::: TASK INPUT
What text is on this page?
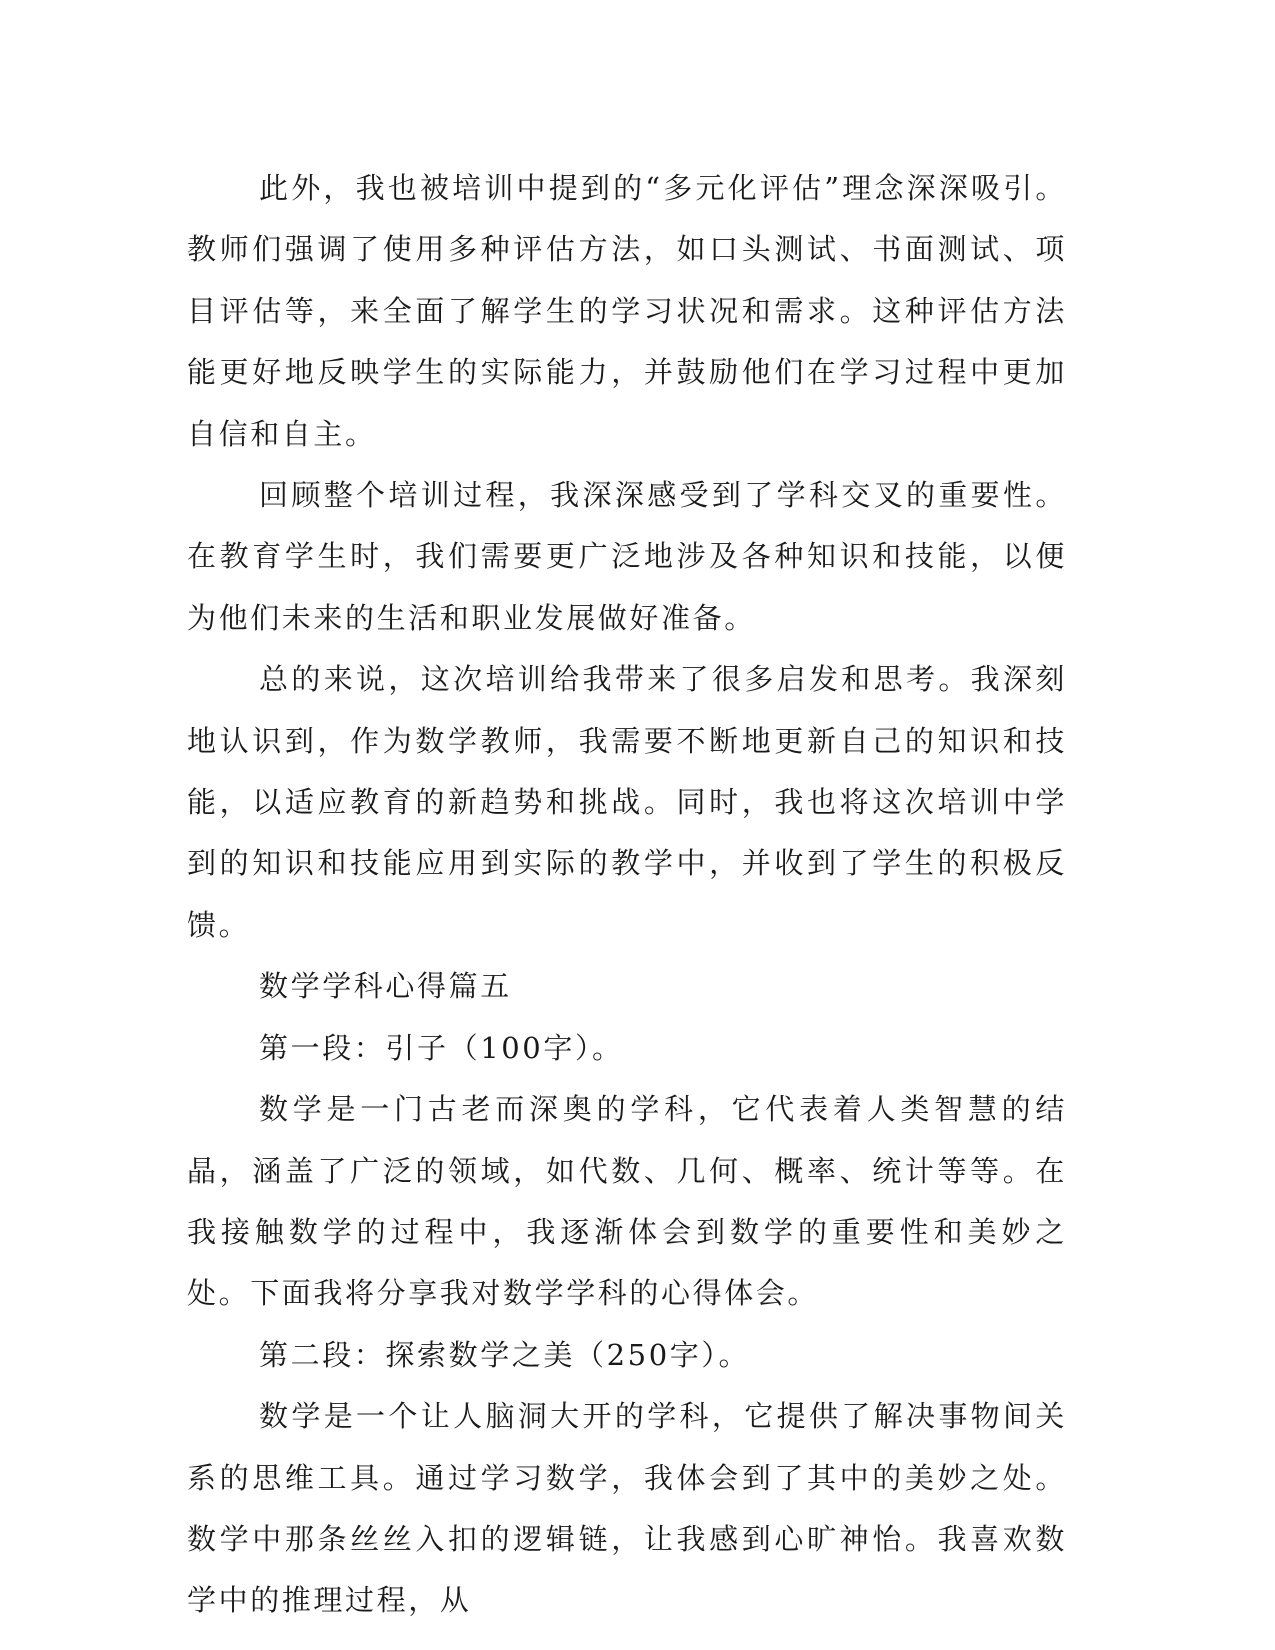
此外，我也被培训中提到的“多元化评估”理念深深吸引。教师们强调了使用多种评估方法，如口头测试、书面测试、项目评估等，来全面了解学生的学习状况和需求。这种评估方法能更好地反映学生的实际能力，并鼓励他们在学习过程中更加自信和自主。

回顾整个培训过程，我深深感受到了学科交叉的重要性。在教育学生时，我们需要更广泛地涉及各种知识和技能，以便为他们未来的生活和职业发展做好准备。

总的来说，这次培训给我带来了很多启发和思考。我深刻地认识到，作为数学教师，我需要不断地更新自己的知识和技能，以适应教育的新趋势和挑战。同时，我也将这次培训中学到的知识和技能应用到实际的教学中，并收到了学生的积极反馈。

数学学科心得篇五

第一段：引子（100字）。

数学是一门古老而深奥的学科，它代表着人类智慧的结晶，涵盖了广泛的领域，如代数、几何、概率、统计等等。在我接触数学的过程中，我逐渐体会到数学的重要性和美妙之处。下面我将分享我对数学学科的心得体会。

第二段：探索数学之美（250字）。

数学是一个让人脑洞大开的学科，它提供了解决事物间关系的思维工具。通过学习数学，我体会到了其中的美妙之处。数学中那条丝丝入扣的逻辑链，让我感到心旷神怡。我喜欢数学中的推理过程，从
::::::
◆ **PROBLEM**
Retype all entries exactly as they appear, dropping the images.

◆ **REPLY TO THE EXERCISE**
What text is on this page?
此外，我也被培训中提到的“多元化评估”理念深深吸引。教师们强调了使用多种评估方法，如口头测试、书面测试、项目评估等，来全面了解学生的学习状况和需求。这种评估方法能更好地反映学生的实际能力，并鼓励他们在学习过程中更加自信和自主。

回顾整个培训过程，我深深感受到了学科交叉的重要性。在教育学生时，我们需要更广泛地涉及各种知识和技能，以便为他们未来的生活和职业发展做好准备。

总的来说，这次培训给我带来了很多启发和思考。我深刻地认识到，作为数学教师，我需要不断地更新自己的知识和技能，以适应教育的新趋势和挑战。同时，我也将这次培训中学到的知识和技能应用到实际的教学中，并收到了学生的积极反馈。

数学学科心得篇五

第一段：引子（100字）。

数学是一门古老而深奥的学科，它代表着人类智慧的结晶，涵盖了广泛的领域，如代数、几何、概率、统计等等。在我接触数学的过程中，我逐渐体会到数学的重要性和美妙之处。下面我将分享我对数学学科的心得体会。

第二段：探索数学之美（250字）。

数学是一个让人脑洞大开的学科，它提供了解决事物间关系的思维工具。通过学习数学，我体会到了其中的美妙之处。数学中那条丝丝入扣的逻辑链，让我感到心旷神怡。我喜欢数学中的推理过程，从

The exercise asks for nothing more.